───── Source material

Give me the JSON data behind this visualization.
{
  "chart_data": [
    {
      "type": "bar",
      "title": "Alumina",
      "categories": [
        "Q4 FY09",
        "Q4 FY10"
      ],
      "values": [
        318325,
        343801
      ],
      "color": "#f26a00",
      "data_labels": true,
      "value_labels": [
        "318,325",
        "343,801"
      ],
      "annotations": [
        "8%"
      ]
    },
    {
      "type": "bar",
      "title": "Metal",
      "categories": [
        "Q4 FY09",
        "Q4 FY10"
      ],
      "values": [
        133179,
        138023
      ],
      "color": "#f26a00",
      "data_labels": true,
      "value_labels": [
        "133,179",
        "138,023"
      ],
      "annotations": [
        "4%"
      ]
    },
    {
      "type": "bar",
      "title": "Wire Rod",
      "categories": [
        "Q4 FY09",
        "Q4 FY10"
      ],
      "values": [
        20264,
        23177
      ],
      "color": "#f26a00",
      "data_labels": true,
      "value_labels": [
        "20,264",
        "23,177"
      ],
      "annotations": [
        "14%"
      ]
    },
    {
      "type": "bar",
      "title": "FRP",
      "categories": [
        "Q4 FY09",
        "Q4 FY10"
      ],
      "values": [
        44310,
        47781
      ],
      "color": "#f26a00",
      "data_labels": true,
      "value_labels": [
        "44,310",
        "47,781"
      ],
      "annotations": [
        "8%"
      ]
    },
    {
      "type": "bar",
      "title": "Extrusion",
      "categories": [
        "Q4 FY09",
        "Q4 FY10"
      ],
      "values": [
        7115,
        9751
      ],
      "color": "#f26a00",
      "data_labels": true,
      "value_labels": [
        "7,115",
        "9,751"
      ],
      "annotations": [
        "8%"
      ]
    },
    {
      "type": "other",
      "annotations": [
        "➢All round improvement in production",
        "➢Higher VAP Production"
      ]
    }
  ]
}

──────────

Directions for this task: Exact copies of all the records are required.

The result:
Give me the JSON data behind this visualization.
{
  "chart_data": [
    {
      "type": "bar",
      "title": "Alumina",
      "categories": [
        "Q4 FY09",
        "Q4 FY10"
      ],
      "values": [
        318325,
        343801
      ],
      "color": "#f26a00",
      "data_labels": true,
      "value_labels": [
        "318,325",
        "343,801"
      ],
      "annotations": [
        "8%"
      ]
    },
    {
      "type": "bar",
      "title": "Metal",
      "categories": [
        "Q4 FY09",
        "Q4 FY10"
      ],
      "values": [
        133179,
        138023
      ],
      "color": "#f26a00",
      "data_labels": true,
      "value_labels": [
        "133,179",
        "138,023"
      ],
      "annotations": [
        "4%"
      ]
    },
    {
      "type": "bar",
      "title": "Wire Rod",
      "categories": [
        "Q4 FY09",
        "Q4 FY10"
      ],
      "values": [
        20264,
        23177
      ],
      "color": "#f26a00",
      "data_labels": true,
      "value_labels": [
        "20,264",
        "23,177"
      ],
      "annotations": [
        "14%"
      ]
    },
    {
      "type": "bar",
      "title": "FRP",
      "categories": [
        "Q4 FY09",
        "Q4 FY10"
      ],
      "values": [
        44310,
        47781
      ],
      "color": "#f26a00",
      "data_labels": true,
      "value_labels": [
        "44,310",
        "47,781"
      ],
      "annotations": [
        "8%"
      ]
    },
    {
      "type": "bar",
      "title": "Extrusion",
      "categories": [
        "Q4 FY09",
        "Q4 FY10"
      ],
      "values": [
        7115,
        9751
      ],
      "color": "#f26a00",
      "data_labels": true,
      "value_labels": [
        "7,115",
        "9,751"
      ],
      "annotations": [
        "8%"
      ]
    },
    {
      "type": "other",
      "annotations": [
        "➢All round improvement in production",
        "➢Higher VAP Production"
      ]
    }
  ]
}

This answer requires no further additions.